OBJECTIVE
Count every line below that contains "Weighted", then state the total with no other output.

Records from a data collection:
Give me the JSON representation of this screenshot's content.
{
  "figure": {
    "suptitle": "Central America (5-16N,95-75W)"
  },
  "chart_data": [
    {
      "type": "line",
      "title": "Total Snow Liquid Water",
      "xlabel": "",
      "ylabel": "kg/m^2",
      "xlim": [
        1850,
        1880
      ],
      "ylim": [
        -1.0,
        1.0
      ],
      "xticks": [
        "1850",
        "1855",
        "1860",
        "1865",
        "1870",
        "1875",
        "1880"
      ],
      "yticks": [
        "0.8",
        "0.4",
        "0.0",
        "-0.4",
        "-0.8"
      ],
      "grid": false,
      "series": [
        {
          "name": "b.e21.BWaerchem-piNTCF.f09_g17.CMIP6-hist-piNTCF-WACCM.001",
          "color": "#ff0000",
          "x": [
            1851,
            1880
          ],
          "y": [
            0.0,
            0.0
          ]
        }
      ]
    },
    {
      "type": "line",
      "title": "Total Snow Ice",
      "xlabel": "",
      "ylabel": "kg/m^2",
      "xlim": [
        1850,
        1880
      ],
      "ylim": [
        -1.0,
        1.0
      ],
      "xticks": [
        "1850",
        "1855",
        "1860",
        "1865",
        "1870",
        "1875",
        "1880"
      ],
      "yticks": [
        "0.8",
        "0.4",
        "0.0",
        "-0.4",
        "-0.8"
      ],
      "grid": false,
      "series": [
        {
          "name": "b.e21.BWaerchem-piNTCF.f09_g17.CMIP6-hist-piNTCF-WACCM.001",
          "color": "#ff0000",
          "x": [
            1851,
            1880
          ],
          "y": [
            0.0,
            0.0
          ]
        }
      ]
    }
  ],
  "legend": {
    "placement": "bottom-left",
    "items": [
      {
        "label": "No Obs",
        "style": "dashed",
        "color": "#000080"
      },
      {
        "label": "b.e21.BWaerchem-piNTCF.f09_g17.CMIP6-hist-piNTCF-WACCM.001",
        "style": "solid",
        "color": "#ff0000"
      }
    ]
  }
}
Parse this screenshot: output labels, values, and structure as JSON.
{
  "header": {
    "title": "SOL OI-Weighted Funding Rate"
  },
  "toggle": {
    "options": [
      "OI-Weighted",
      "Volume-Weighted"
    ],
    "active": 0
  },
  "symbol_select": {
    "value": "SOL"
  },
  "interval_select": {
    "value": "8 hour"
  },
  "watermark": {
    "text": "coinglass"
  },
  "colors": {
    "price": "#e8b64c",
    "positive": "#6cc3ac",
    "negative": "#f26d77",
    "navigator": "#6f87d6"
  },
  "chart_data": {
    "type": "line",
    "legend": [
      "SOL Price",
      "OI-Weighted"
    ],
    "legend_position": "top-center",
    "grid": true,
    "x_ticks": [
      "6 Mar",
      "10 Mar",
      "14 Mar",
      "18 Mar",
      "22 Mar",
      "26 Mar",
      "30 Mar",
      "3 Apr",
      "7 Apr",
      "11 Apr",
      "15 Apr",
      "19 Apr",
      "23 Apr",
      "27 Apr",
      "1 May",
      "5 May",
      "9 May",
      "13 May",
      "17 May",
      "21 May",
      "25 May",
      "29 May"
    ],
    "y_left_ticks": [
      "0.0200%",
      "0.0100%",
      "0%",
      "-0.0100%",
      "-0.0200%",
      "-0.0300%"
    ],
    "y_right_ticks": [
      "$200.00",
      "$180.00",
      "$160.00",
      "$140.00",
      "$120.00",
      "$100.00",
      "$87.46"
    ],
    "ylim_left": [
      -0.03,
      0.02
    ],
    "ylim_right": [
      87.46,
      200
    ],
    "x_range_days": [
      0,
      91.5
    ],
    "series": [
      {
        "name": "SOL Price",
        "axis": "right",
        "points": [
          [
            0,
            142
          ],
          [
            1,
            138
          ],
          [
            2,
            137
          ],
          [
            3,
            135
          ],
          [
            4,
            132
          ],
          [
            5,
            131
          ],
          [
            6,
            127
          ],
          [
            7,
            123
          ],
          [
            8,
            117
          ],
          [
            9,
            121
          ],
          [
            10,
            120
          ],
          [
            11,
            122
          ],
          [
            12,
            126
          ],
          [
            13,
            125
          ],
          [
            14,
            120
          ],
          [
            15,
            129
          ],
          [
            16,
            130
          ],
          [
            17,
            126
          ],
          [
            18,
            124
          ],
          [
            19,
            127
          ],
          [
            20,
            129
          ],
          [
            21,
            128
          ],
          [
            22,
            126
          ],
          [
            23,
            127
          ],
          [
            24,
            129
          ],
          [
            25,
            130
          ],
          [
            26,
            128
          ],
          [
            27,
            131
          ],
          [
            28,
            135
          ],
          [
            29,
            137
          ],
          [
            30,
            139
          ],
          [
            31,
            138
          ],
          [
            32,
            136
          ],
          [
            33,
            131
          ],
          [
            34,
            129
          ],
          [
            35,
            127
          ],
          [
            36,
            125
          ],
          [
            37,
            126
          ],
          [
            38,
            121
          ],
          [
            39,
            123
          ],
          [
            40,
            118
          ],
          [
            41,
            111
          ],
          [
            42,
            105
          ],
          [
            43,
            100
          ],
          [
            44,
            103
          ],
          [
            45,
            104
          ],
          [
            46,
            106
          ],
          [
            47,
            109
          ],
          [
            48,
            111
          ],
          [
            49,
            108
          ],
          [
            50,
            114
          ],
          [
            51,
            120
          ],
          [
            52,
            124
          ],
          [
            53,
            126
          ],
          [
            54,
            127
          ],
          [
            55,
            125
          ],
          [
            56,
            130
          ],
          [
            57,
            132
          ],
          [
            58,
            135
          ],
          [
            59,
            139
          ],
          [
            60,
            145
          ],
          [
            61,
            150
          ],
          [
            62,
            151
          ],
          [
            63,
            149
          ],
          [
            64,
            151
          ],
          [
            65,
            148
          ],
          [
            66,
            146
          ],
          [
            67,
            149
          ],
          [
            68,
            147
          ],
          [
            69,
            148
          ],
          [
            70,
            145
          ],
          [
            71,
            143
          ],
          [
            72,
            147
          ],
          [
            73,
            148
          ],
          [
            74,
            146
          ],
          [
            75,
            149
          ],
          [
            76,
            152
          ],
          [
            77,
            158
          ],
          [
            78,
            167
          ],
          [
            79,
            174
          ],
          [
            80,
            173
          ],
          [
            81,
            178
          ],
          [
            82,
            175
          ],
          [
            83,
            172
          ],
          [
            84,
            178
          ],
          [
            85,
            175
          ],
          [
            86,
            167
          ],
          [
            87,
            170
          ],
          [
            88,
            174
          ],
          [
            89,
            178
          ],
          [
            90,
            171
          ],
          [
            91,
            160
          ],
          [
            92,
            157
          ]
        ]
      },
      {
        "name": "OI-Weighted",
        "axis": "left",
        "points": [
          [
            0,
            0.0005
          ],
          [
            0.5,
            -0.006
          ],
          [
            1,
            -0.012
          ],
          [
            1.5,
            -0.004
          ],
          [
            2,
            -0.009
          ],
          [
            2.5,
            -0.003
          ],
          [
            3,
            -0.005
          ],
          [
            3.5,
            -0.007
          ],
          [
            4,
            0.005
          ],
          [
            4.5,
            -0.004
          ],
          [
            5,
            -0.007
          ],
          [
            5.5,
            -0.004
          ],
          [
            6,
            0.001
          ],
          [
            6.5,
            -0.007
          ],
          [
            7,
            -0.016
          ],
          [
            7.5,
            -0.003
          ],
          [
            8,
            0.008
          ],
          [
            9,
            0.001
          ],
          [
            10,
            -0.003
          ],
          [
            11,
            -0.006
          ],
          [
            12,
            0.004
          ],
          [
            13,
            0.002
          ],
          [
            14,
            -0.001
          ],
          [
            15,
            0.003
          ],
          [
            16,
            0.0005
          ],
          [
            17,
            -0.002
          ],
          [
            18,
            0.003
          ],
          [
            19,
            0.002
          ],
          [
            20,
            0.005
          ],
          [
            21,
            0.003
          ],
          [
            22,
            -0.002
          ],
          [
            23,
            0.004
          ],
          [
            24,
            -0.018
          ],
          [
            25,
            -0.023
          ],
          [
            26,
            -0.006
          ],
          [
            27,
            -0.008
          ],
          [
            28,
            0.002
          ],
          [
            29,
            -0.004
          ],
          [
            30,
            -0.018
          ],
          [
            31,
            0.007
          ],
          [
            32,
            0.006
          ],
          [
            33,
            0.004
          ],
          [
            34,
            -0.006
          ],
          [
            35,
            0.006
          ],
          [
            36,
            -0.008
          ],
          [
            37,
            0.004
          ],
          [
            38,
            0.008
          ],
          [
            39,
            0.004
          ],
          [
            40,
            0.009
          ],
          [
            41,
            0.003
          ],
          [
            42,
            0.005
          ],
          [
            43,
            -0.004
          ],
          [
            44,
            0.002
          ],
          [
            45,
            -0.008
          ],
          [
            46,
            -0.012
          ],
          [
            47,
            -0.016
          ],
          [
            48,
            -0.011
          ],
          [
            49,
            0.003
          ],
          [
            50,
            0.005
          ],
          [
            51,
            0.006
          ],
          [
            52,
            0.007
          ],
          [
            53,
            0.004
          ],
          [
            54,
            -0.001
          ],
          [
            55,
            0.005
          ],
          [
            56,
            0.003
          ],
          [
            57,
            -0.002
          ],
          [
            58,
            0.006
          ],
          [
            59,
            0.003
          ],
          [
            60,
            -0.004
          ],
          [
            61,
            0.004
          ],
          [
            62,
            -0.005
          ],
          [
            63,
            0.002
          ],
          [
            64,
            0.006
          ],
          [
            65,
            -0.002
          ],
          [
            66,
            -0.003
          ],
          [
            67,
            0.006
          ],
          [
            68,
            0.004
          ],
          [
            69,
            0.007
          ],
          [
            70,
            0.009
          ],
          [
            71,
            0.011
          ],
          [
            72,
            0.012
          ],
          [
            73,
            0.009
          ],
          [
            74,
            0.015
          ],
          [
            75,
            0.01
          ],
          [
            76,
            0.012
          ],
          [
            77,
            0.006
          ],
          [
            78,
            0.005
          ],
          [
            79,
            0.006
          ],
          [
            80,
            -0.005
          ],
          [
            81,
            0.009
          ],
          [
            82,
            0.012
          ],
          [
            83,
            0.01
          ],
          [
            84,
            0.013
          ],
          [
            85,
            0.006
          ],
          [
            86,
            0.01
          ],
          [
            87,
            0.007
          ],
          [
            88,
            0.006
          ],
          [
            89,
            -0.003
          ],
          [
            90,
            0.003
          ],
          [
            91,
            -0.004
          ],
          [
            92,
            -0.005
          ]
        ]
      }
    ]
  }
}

RESPONSE TO THIS TASK
5